Directions
Transcribe each entry below exactly. Pictures do not go in the copy.

Data to use
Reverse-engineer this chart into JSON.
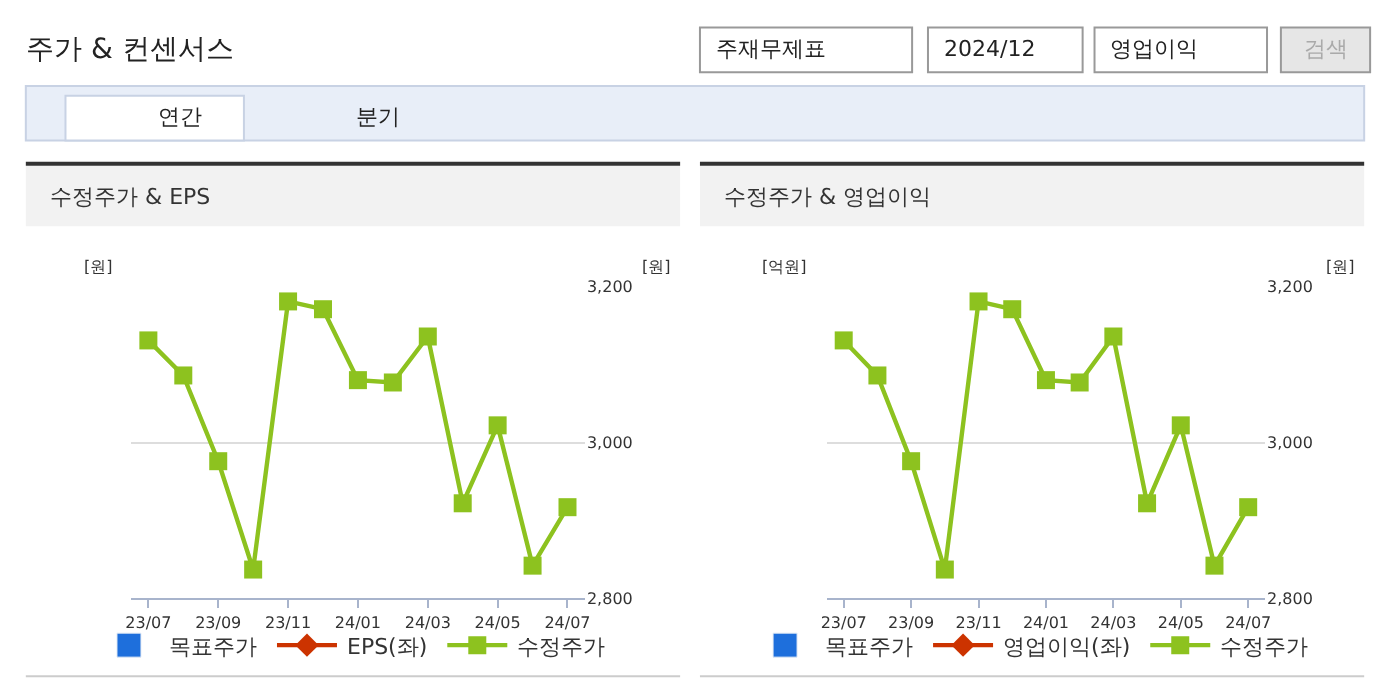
{
  "chart_data": [
    {
      "type": "other",
      "title": "주가 & 컨센서스",
      "annotations": [
        "주재무제표",
        "2024/12",
        "영업이익",
        "검색",
        "연간",
        "분기"
      ]
    },
    {
      "type": "line",
      "title": "수정주가 & EPS",
      "ylabel": "[원]",
      "y2label": "[원]",
      "categories": [
        "23/07",
        null,
        "23/09",
        null,
        "23/11",
        null,
        "24/01",
        null,
        "24/03",
        null,
        "24/05",
        null,
        "24/07"
      ],
      "series": [
        {
          "name": "목표주가",
          "type": "bar",
          "color": "#1e6fdc",
          "values": [
            null,
            null,
            null,
            null,
            null,
            null,
            null,
            null,
            null,
            null,
            null,
            null,
            null
          ]
        },
        {
          "name": "EPS(좌)",
          "type": "line",
          "marker": "diamond",
          "color": "#cc3300",
          "values": [
            null,
            null,
            null,
            null,
            null,
            null,
            null,
            null,
            null,
            null,
            null,
            null,
            null
          ]
        },
        {
          "name": "수정주가",
          "type": "line",
          "marker": "square",
          "axis": "y2",
          "color": "#8dc21f",
          "values": [
            3131,
            3086,
            2976,
            2837,
            3181,
            3171,
            3080,
            3077,
            3136,
            2922,
            3022,
            2842,
            2917
          ]
        }
      ],
      "y2lim": [
        2800,
        3200
      ],
      "y2ticks": [
        {
          "value": 2800,
          "label": "2,800"
        },
        {
          "value": 3000,
          "label": "3,000"
        },
        {
          "value": 3200,
          "label": "3,200"
        }
      ],
      "grid": "y",
      "legend": "bottom",
      "line_style": "solid"
    },
    {
      "type": "line",
      "title": "수정주가 & 영업이익",
      "ylabel": "[억원]",
      "y2label": "[원]",
      "categories": [
        "23/07",
        null,
        "23/09",
        null,
        "23/11",
        null,
        "24/01",
        null,
        "24/03",
        null,
        "24/05",
        null,
        "24/07"
      ],
      "series": [
        {
          "name": "목표주가",
          "type": "bar",
          "color": "#1e6fdc",
          "values": [
            null,
            null,
            null,
            null,
            null,
            null,
            null,
            null,
            null,
            null,
            null,
            null,
            null
          ]
        },
        {
          "name": "영업이익(좌)",
          "type": "line",
          "marker": "diamond",
          "color": "#cc3300",
          "values": [
            null,
            null,
            null,
            null,
            null,
            null,
            null,
            null,
            null,
            null,
            null,
            null,
            null
          ]
        },
        {
          "name": "수정주가",
          "type": "line",
          "marker": "square",
          "axis": "y2",
          "color": "#8dc21f",
          "values": [
            3131,
            3086,
            2976,
            2837,
            3181,
            3171,
            3080,
            3077,
            3136,
            2922,
            3022,
            2842,
            2917
          ]
        }
      ],
      "y2lim": [
        2800,
        3200
      ],
      "y2ticks": [
        {
          "value": 2800,
          "label": "2,800"
        },
        {
          "value": 3000,
          "label": "3,000"
        },
        {
          "value": 3200,
          "label": "3,200"
        }
      ],
      "grid": "y",
      "legend": "bottom",
      "line_style": "solid"
    }
  ]
}
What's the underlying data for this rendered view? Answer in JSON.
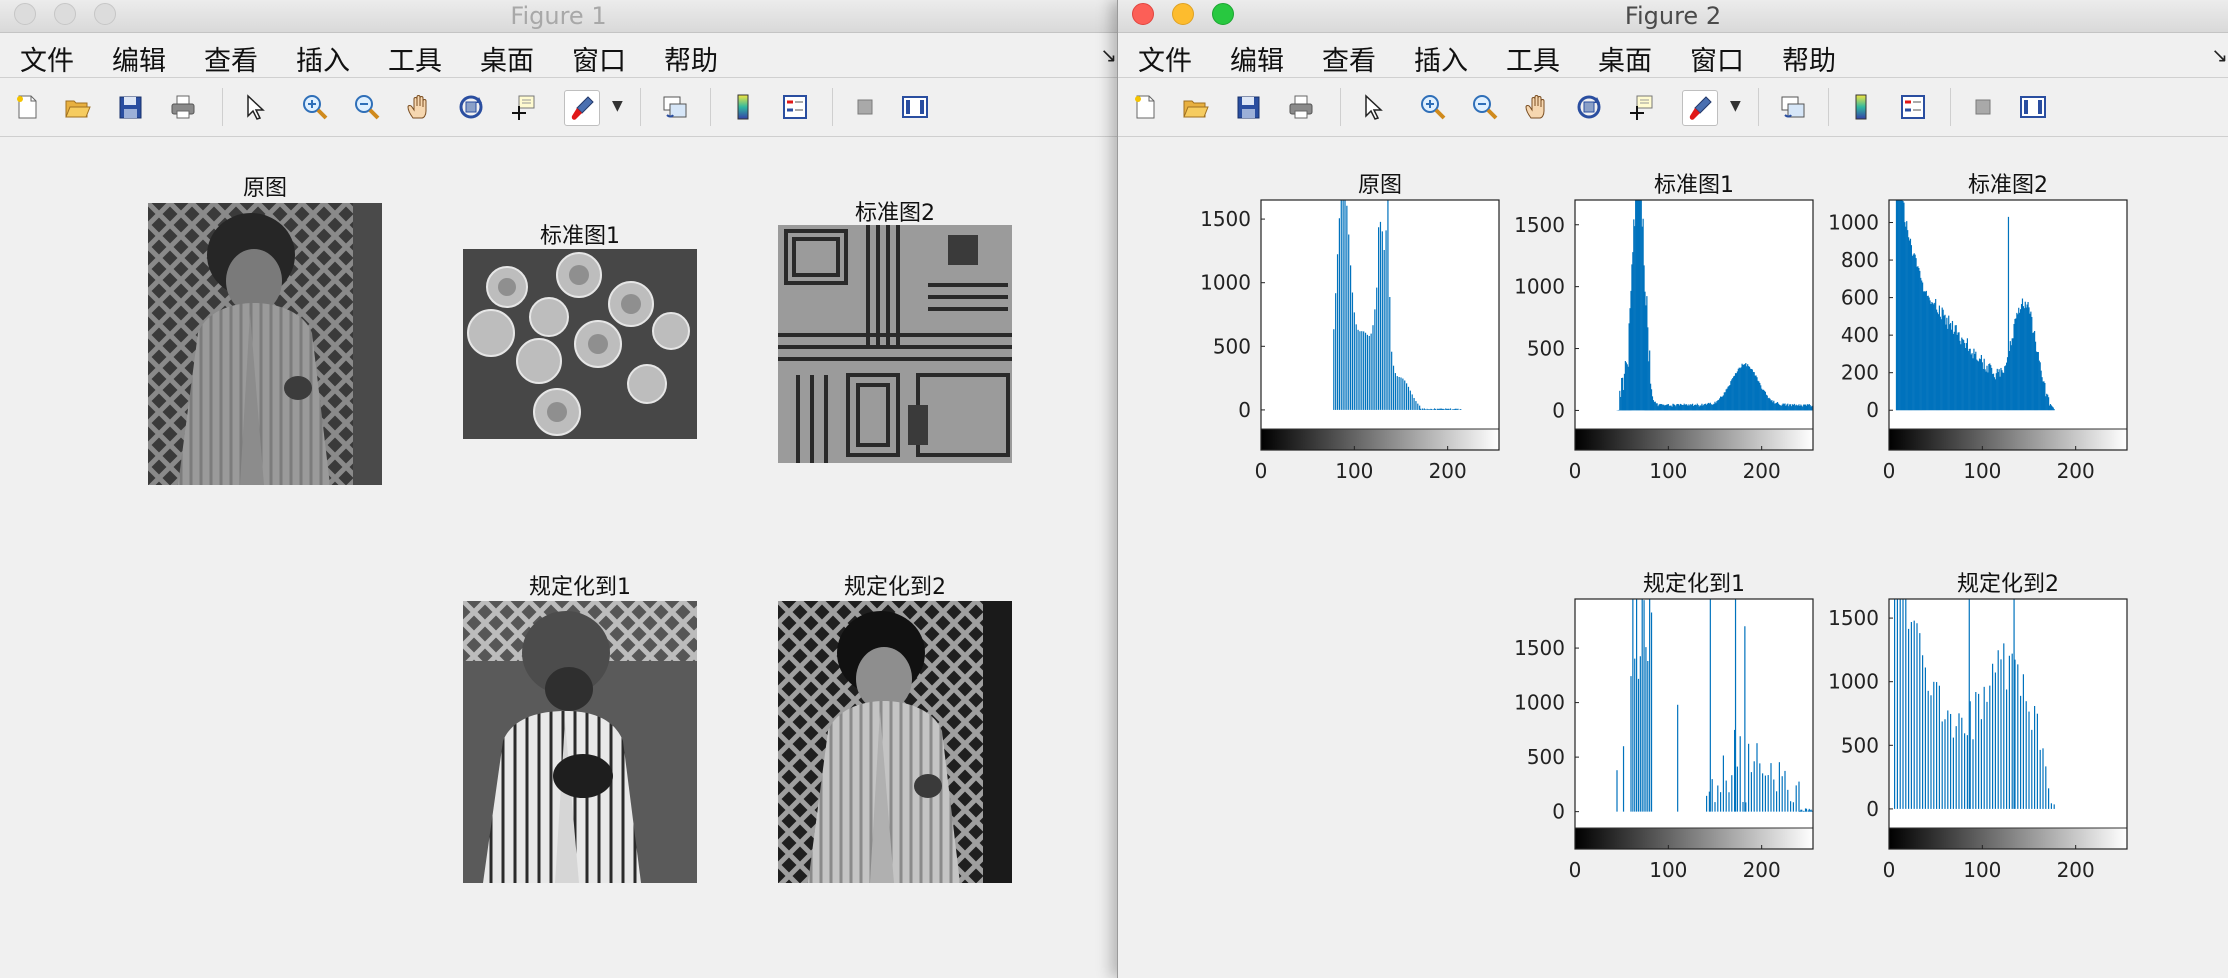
{
  "figure1": {
    "title": "Figure 1",
    "menu": [
      "文件",
      "编辑",
      "查看",
      "插入",
      "工具",
      "桌面",
      "窗口",
      "帮助"
    ],
    "images": [
      {
        "title": "原图",
        "content": "grayscale photo of a child in a jacket in front of a lattice"
      },
      {
        "title": "标准图1",
        "content": "grayscale photo of coins on a dark background"
      },
      {
        "title": "标准图2",
        "content": "grayscale photo of a circuit board"
      },
      {
        "title": "规定化到1",
        "content": "high-contrast version of the child photo"
      },
      {
        "title": "规定化到2",
        "content": "contrast-adjusted version of the child photo"
      }
    ]
  },
  "figure2": {
    "title": "Figure 2",
    "menu": [
      "文件",
      "编辑",
      "查看",
      "插入",
      "工具",
      "桌面",
      "窗口",
      "帮助"
    ],
    "chart_data": [
      {
        "type": "bar",
        "title": "原图",
        "xlim": [
          0,
          255
        ],
        "ylim": [
          -150,
          1650
        ],
        "yticks": [
          0,
          500,
          1000,
          1500
        ],
        "xticks": [
          0,
          100,
          200
        ],
        "colorbar": "grayscale"
      },
      {
        "type": "bar",
        "title": "标准图1",
        "xlim": [
          0,
          255
        ],
        "ylim": [
          -150,
          1700
        ],
        "yticks": [
          0,
          500,
          1000,
          1500
        ],
        "xticks": [
          0,
          100,
          200
        ],
        "colorbar": "grayscale"
      },
      {
        "type": "bar",
        "title": "标准图2",
        "xlim": [
          0,
          255
        ],
        "ylim": [
          -100,
          1120
        ],
        "yticks": [
          0,
          200,
          400,
          600,
          800,
          1000
        ],
        "xticks": [
          0,
          100,
          200
        ],
        "colorbar": "grayscale"
      },
      {
        "type": "bar",
        "title": "规定化到1",
        "xlim": [
          0,
          255
        ],
        "ylim": [
          -150,
          1950
        ],
        "yticks": [
          0,
          500,
          1000,
          1500
        ],
        "xticks": [
          0,
          100,
          200
        ],
        "colorbar": "grayscale"
      },
      {
        "type": "bar",
        "title": "规定化到2",
        "xlim": [
          0,
          255
        ],
        "ylim": [
          -150,
          1650
        ],
        "yticks": [
          0,
          500,
          1000,
          1500
        ],
        "xticks": [
          0,
          100,
          200
        ],
        "colorbar": "grayscale"
      }
    ]
  },
  "toolbar_icons": [
    "new-figure-icon",
    "open-file-icon",
    "save-icon",
    "print-icon",
    "select-pointer-icon",
    "zoom-in-icon",
    "zoom-out-icon",
    "pan-hand-icon",
    "rotate-3d-icon",
    "data-cursor-icon",
    "brush-icon",
    "link-plot-icon",
    "colorbar-icon",
    "legend-icon",
    "hide-plot-tools-icon",
    "show-plot-tools-icon"
  ],
  "colors": {
    "bar": "#0072bd",
    "window_bg": "#f0f0f0",
    "close": "#fc5f57",
    "minimize": "#fdbc2e",
    "zoom": "#28c840"
  }
}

Task answer
Reverse-engineer this chart into JSON.
{
  "chart_data": [
    {
      "type": "other",
      "title": "주가 & 컨센서스",
      "annotations": [
        "주재무제표",
        "2024/12",
        "영업이익",
        "검색",
        "연간",
        "분기"
      ]
    },
    {
      "type": "line",
      "title": "수정주가 & EPS",
      "ylabel": "[원]",
      "y2label": "[원]",
      "categories": [
        "23/07",
        null,
        "23/09",
        null,
        "23/11",
        null,
        "24/01",
        null,
        "24/03",
        null,
        "24/05",
        null,
        "24/07"
      ],
      "series": [
        {
          "name": "목표주가",
          "type": "bar",
          "color": "#1e6fdc",
          "values": [
            null,
            null,
            null,
            null,
            null,
            null,
            null,
            null,
            null,
            null,
            null,
            null,
            null
          ]
        },
        {
          "name": "EPS(좌)",
          "type": "line",
          "marker": "diamond",
          "color": "#cc3300",
          "values": [
            null,
            null,
            null,
            null,
            null,
            null,
            null,
            null,
            null,
            null,
            null,
            null,
            null
          ]
        },
        {
          "name": "수정주가",
          "type": "line",
          "marker": "square",
          "axis": "y2",
          "color": "#8dc21f",
          "values": [
            3131,
            3086,
            2976,
            2837,
            3181,
            3171,
            3080,
            3077,
            3136,
            2922,
            3022,
            2842,
            2917
          ]
        }
      ],
      "y2lim": [
        2800,
        3200
      ],
      "y2ticks": [
        {
          "value": 2800,
          "label": "2,800"
        },
        {
          "value": 3000,
          "label": "3,000"
        },
        {
          "value": 3200,
          "label": "3,200"
        }
      ],
      "grid": "y",
      "legend": "bottom",
      "line_style": "solid"
    },
    {
      "type": "line",
      "title": "수정주가 & 영업이익",
      "ylabel": "[억원]",
      "y2label": "[원]",
      "categories": [
        "23/07",
        null,
        "23/09",
        null,
        "23/11",
        null,
        "24/01",
        null,
        "24/03",
        null,
        "24/05",
        null,
        "24/07"
      ],
      "series": [
        {
          "name": "목표주가",
          "type": "bar",
          "color": "#1e6fdc",
          "values": [
            null,
            null,
            null,
            null,
            null,
            null,
            null,
            null,
            null,
            null,
            null,
            null,
            null
          ]
        },
        {
          "name": "영업이익(좌)",
          "type": "line",
          "marker": "diamond",
          "color": "#cc3300",
          "values": [
            null,
            null,
            null,
            null,
            null,
            null,
            null,
            null,
            null,
            null,
            null,
            null,
            null
          ]
        },
        {
          "name": "수정주가",
          "type": "line",
          "marker": "square",
          "axis": "y2",
          "color": "#8dc21f",
          "values": [
            3131,
            3086,
            2976,
            2837,
            3181,
            3171,
            3080,
            3077,
            3136,
            2922,
            3022,
            2842,
            2917
          ]
        }
      ],
      "y2lim": [
        2800,
        3200
      ],
      "y2ticks": [
        {
          "value": 2800,
          "label": "2,800"
        },
        {
          "value": 3000,
          "label": "3,000"
        },
        {
          "value": 3200,
          "label": "3,200"
        }
      ],
      "grid": "y",
      "legend": "bottom",
      "line_style": "solid"
    }
  ]
}
What's the underlying data for this rendered view? Answer in JSON.
{
  "figure1": {
    "title": "Figure 1",
    "menu": [
      "文件",
      "编辑",
      "查看",
      "插入",
      "工具",
      "桌面",
      "窗口",
      "帮助"
    ],
    "images": [
      {
        "title": "原图",
        "content": "grayscale photo of a child in a jacket in front of a lattice"
      },
      {
        "title": "标准图1",
        "content": "grayscale photo of coins on a dark background"
      },
      {
        "title": "标准图2",
        "content": "grayscale photo of a circuit board"
      },
      {
        "title": "规定化到1",
        "content": "high-contrast version of the child photo"
      },
      {
        "title": "规定化到2",
        "content": "contrast-adjusted version of the child photo"
      }
    ]
  },
  "figure2": {
    "title": "Figure 2",
    "menu": [
      "文件",
      "编辑",
      "查看",
      "插入",
      "工具",
      "桌面",
      "窗口",
      "帮助"
    ],
    "chart_data": [
      {
        "type": "bar",
        "title": "原图",
        "xlim": [
          0,
          255
        ],
        "ylim": [
          -150,
          1650
        ],
        "yticks": [
          0,
          500,
          1000,
          1500
        ],
        "xticks": [
          0,
          100,
          200
        ],
        "colorbar": "grayscale"
      },
      {
        "type": "bar",
        "title": "标准图1",
        "xlim": [
          0,
          255
        ],
        "ylim": [
          -150,
          1700
        ],
        "yticks": [
          0,
          500,
          1000,
          1500
        ],
        "xticks": [
          0,
          100,
          200
        ],
        "colorbar": "grayscale"
      },
      {
        "type": "bar",
        "title": "标准图2",
        "xlim": [
          0,
          255
        ],
        "ylim": [
          -100,
          1120
        ],
        "yticks": [
          0,
          200,
          400,
          600,
          800,
          1000
        ],
        "xticks": [
          0,
          100,
          200
        ],
        "colorbar": "grayscale"
      },
      {
        "type": "bar",
        "title": "规定化到1",
        "xlim": [
          0,
          255
        ],
        "ylim": [
          -150,
          1950
        ],
        "yticks": [
          0,
          500,
          1000,
          1500
        ],
        "xticks": [
          0,
          100,
          200
        ],
        "colorbar": "grayscale"
      },
      {
        "type": "bar",
        "title": "规定化到2",
        "xlim": [
          0,
          255
        ],
        "ylim": [
          -150,
          1650
        ],
        "yticks": [
          0,
          500,
          1000,
          1500
        ],
        "xticks": [
          0,
          100,
          200
        ],
        "colorbar": "grayscale"
      }
    ]
  },
  "toolbar_icons": [
    "new-figure-icon",
    "open-file-icon",
    "save-icon",
    "print-icon",
    "select-pointer-icon",
    "zoom-in-icon",
    "zoom-out-icon",
    "pan-hand-icon",
    "rotate-3d-icon",
    "data-cursor-icon",
    "brush-icon",
    "link-plot-icon",
    "colorbar-icon",
    "legend-icon",
    "hide-plot-tools-icon",
    "show-plot-tools-icon"
  ],
  "colors": {
    "bar": "#0072bd",
    "window_bg": "#f0f0f0",
    "close": "#fc5f57",
    "minimize": "#fdbc2e",
    "zoom": "#28c840"
  }
}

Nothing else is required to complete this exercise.